DATA TO EXAMINE =
________________________
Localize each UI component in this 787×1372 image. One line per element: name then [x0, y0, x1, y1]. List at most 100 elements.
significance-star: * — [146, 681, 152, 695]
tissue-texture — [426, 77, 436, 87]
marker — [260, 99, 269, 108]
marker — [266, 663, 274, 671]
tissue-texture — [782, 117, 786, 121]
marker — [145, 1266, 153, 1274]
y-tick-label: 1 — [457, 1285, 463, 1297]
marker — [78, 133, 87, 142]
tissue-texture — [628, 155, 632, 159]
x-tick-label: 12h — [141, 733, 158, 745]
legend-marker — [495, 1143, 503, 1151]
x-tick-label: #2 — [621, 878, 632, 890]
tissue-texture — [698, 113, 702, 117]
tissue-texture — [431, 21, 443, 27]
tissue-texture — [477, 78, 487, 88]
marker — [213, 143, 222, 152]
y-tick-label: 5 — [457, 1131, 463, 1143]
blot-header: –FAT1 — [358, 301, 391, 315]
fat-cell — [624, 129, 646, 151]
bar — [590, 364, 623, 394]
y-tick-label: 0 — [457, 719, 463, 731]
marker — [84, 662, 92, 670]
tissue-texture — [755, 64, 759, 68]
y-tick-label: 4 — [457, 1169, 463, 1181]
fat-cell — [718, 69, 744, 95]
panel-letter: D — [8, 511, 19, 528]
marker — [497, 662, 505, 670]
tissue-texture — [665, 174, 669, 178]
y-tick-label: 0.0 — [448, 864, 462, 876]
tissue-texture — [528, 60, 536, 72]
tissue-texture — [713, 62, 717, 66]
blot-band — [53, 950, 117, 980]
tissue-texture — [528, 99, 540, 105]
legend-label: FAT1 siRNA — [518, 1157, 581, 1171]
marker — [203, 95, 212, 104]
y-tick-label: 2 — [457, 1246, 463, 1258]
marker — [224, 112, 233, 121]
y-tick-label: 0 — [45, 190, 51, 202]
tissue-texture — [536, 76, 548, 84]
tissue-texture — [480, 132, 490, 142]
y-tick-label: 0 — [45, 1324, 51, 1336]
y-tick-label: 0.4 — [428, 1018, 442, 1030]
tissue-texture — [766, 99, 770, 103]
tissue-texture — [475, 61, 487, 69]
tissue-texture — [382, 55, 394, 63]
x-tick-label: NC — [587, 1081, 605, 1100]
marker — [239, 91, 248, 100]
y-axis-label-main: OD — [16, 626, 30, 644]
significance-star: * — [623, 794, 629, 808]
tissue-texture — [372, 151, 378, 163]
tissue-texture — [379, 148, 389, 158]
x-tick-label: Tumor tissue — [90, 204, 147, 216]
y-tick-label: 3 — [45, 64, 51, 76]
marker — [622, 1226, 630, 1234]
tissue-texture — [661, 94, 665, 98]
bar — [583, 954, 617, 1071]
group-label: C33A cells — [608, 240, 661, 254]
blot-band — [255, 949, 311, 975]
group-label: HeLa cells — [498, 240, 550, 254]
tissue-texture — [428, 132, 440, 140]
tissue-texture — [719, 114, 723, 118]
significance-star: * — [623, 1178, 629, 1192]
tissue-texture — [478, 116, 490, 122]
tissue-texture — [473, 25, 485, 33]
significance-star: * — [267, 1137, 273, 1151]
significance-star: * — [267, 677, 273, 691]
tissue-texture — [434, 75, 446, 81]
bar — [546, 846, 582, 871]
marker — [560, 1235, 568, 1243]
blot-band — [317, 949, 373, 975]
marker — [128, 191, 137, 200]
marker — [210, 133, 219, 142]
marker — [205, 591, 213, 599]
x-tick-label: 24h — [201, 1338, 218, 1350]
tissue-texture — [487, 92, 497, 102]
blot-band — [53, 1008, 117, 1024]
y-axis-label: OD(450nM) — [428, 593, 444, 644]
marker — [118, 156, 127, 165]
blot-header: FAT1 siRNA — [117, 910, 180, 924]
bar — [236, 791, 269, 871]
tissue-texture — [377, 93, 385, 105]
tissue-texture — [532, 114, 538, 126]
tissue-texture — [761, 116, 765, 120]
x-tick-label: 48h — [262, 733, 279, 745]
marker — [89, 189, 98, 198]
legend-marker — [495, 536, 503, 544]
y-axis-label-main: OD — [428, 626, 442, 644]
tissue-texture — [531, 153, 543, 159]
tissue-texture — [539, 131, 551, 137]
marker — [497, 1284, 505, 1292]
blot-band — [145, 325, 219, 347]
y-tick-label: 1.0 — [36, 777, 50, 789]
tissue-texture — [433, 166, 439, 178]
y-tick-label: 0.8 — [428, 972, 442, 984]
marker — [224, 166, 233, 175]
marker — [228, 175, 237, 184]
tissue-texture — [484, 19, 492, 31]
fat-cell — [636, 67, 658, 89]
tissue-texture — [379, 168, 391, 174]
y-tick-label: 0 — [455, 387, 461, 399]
________________________
WORK INSTRUCTIONS =
The full listing should be output exactly, line for line.

TASK ANSWER =
Localize each UI component in this 787×1372 image. One line per element: name then [x0, y0, x1, y1]. List at most 100 elements.
significance-star: * — [146, 681, 152, 695]
tissue-texture — [426, 77, 436, 87]
marker — [260, 99, 269, 108]
marker — [266, 663, 274, 671]
tissue-texture — [782, 117, 786, 121]
marker — [145, 1266, 153, 1274]
y-tick-label: 1 — [457, 1285, 463, 1297]
marker — [78, 133, 87, 142]
tissue-texture — [628, 155, 632, 159]
x-tick-label: 12h — [141, 733, 158, 745]
legend-marker — [495, 1143, 503, 1151]
x-tick-label: #2 — [621, 878, 632, 890]
tissue-texture — [698, 113, 702, 117]
tissue-texture — [431, 21, 443, 27]
tissue-texture — [477, 78, 487, 88]
marker — [213, 143, 222, 152]
y-tick-label: 5 — [457, 1131, 463, 1143]
blot-header: –FAT1 — [358, 301, 391, 315]
fat-cell — [624, 129, 646, 151]
bar — [590, 364, 623, 394]
y-tick-label: 0 — [457, 719, 463, 731]
marker — [84, 662, 92, 670]
tissue-texture — [755, 64, 759, 68]
y-tick-label: 4 — [457, 1169, 463, 1181]
fat-cell — [718, 69, 744, 95]
panel-letter: D — [8, 511, 19, 528]
marker — [497, 662, 505, 670]
tissue-texture — [665, 174, 669, 178]
y-tick-label: 0.0 — [448, 864, 462, 876]
tissue-texture — [528, 60, 536, 72]
tissue-texture — [713, 62, 717, 66]
blot-band — [53, 950, 117, 980]
tissue-texture — [528, 99, 540, 105]
legend-label: FAT1 siRNA — [518, 1157, 581, 1171]
marker — [203, 95, 212, 104]
y-tick-label: 2 — [457, 1246, 463, 1258]
marker — [224, 112, 233, 121]
y-tick-label: 0 — [45, 190, 51, 202]
tissue-texture — [536, 76, 548, 84]
tissue-texture — [480, 132, 490, 142]
y-tick-label: 0 — [45, 1324, 51, 1336]
y-tick-label: 0.4 — [428, 1018, 442, 1030]
tissue-texture — [766, 99, 770, 103]
tissue-texture — [475, 61, 487, 69]
tissue-texture — [382, 55, 394, 63]
x-tick-label: NC — [587, 1081, 605, 1100]
marker — [239, 91, 248, 100]
y-axis-label-main: OD — [16, 626, 30, 644]
significance-star: * — [623, 794, 629, 808]
tissue-texture — [372, 151, 378, 163]
tissue-texture — [379, 148, 389, 158]
x-tick-label: Tumor tissue — [90, 204, 147, 216]
y-tick-label: 3 — [45, 64, 51, 76]
marker — [622, 1226, 630, 1234]
tissue-texture — [661, 94, 665, 98]
bar — [583, 954, 617, 1071]
group-label: C33A cells — [608, 240, 661, 254]
blot-band — [255, 949, 311, 975]
group-label: HeLa cells — [498, 240, 550, 254]
tissue-texture — [428, 132, 440, 140]
tissue-texture — [719, 114, 723, 118]
significance-star: * — [623, 1178, 629, 1192]
tissue-texture — [478, 116, 490, 122]
tissue-texture — [473, 25, 485, 33]
significance-star: * — [267, 1137, 273, 1151]
significance-star: * — [267, 677, 273, 691]
tissue-texture — [434, 75, 446, 81]
bar — [546, 846, 582, 871]
marker — [560, 1235, 568, 1243]
blot-band — [317, 949, 373, 975]
marker — [128, 191, 137, 200]
marker — [210, 133, 219, 142]
marker — [205, 591, 213, 599]
x-tick-label: 24h — [201, 1338, 218, 1350]
tissue-texture — [487, 92, 497, 102]
blot-band — [53, 1008, 117, 1024]
y-axis-label: OD(450nM) — [428, 593, 444, 644]
marker — [118, 156, 127, 165]
blot-header: FAT1 siRNA — [117, 910, 180, 924]
bar — [236, 791, 269, 871]
tissue-texture — [377, 93, 385, 105]
tissue-texture — [532, 114, 538, 126]
tissue-texture — [761, 116, 765, 120]
x-tick-label: 48h — [262, 733, 279, 745]
marker — [89, 189, 98, 198]
legend-marker — [495, 536, 503, 544]
y-axis-label-main: OD — [428, 626, 442, 644]
tissue-texture — [531, 153, 543, 159]
tissue-texture — [539, 131, 551, 137]
marker — [497, 1284, 505, 1292]
blot-band — [145, 325, 219, 347]
y-tick-label: 1.0 — [36, 777, 50, 789]
tissue-texture — [433, 166, 439, 178]
y-tick-label: 0.8 — [428, 972, 442, 984]
marker — [224, 166, 233, 175]
marker — [228, 175, 237, 184]
tissue-texture — [484, 19, 492, 31]
fat-cell — [636, 67, 658, 89]
tissue-texture — [379, 168, 391, 174]
y-tick-label: 0 — [455, 387, 461, 399]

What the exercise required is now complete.